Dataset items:
:::::

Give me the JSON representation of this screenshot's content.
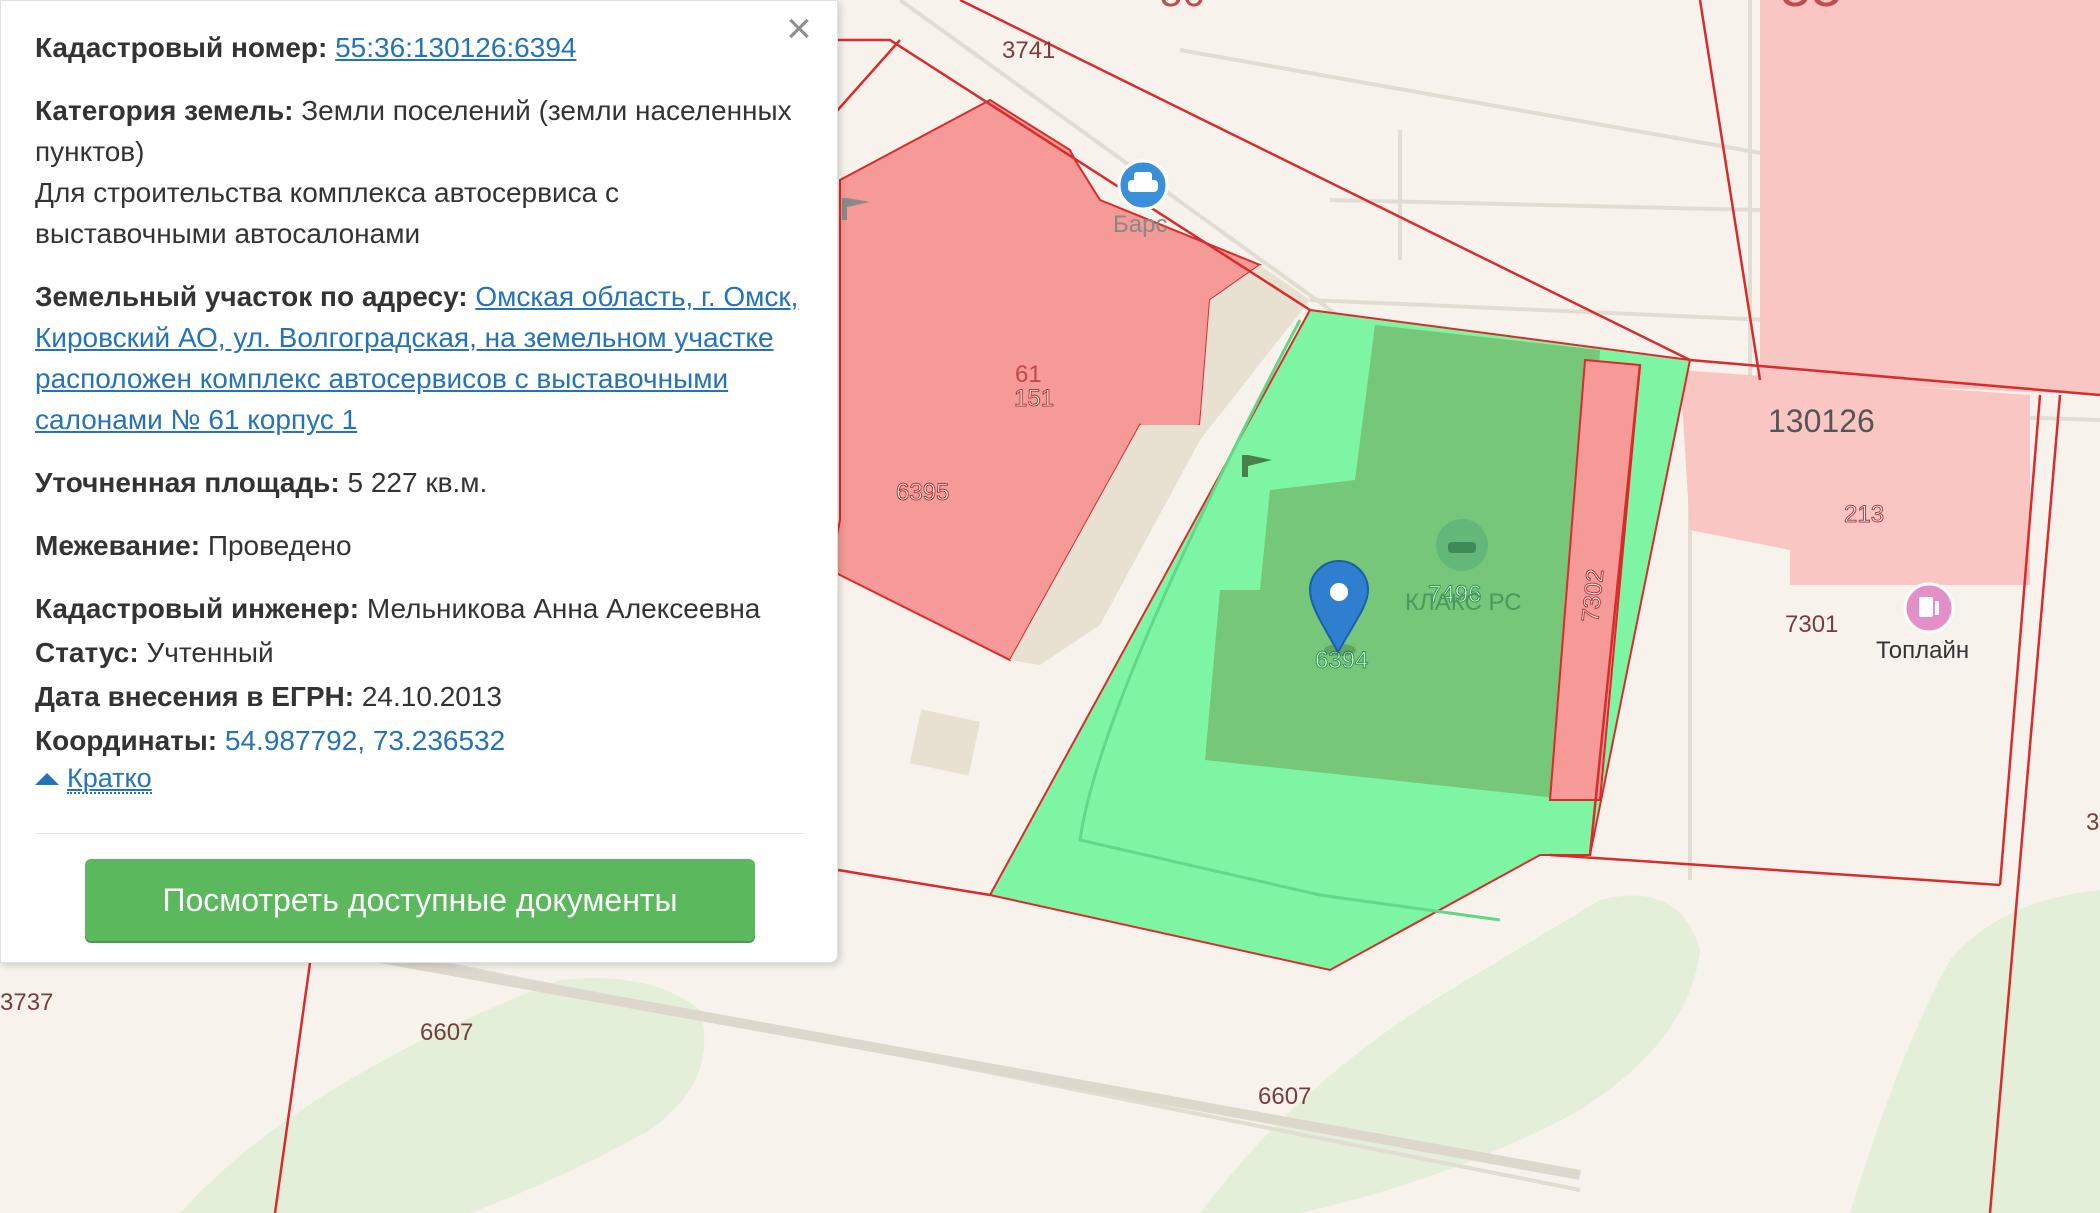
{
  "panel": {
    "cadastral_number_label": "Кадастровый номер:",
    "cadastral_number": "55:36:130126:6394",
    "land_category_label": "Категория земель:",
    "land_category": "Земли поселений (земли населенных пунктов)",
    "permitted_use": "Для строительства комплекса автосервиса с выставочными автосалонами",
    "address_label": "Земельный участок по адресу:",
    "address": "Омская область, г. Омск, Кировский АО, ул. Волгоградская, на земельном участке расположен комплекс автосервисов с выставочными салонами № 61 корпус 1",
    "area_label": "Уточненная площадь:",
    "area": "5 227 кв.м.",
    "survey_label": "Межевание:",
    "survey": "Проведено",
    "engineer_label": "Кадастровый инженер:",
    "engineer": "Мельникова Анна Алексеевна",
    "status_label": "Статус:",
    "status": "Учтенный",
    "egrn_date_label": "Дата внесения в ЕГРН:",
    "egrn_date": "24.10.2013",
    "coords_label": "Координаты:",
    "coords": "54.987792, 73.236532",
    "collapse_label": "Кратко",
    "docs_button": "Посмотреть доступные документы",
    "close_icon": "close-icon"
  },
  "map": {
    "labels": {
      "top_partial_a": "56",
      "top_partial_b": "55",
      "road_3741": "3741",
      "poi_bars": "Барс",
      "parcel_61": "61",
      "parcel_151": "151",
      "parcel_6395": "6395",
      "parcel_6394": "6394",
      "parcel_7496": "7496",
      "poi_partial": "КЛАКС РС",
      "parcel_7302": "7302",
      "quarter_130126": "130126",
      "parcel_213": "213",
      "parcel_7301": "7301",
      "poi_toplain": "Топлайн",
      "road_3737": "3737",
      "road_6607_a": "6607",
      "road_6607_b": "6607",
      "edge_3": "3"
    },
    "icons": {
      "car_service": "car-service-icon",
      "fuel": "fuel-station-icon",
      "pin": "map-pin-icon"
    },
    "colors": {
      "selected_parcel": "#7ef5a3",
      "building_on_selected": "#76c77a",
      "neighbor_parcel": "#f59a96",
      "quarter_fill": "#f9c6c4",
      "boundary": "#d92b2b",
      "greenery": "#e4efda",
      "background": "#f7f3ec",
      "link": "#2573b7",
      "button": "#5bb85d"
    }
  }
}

:::::

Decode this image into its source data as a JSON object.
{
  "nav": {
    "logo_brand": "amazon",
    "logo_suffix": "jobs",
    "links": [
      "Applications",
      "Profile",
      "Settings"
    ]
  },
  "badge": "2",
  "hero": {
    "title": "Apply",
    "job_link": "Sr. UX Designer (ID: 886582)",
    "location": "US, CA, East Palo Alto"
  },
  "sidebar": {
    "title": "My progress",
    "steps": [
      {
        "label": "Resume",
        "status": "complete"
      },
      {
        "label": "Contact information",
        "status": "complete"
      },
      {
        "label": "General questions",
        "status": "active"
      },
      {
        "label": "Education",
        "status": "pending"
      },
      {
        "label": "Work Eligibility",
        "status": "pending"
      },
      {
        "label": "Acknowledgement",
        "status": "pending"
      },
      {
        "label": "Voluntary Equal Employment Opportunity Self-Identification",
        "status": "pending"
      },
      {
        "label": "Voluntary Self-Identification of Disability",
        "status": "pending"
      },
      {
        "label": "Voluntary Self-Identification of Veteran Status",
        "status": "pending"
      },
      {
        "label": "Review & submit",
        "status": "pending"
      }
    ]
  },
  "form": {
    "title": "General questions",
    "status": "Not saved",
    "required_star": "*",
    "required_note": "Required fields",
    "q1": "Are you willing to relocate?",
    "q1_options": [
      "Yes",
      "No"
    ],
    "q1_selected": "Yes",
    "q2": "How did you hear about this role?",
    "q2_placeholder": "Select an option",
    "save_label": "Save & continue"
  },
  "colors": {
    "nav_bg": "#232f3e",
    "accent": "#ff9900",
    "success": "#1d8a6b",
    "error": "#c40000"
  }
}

:::::

[YOUR GOAL]
Search the entries for the word "Кадастровый" and gather every line where it appears.

[ANSWER FOR THIS EXERCISE]
    "cadastral_number_label": "Кадастровый номер:",
    "engineer_label": "Кадастровый инженер:",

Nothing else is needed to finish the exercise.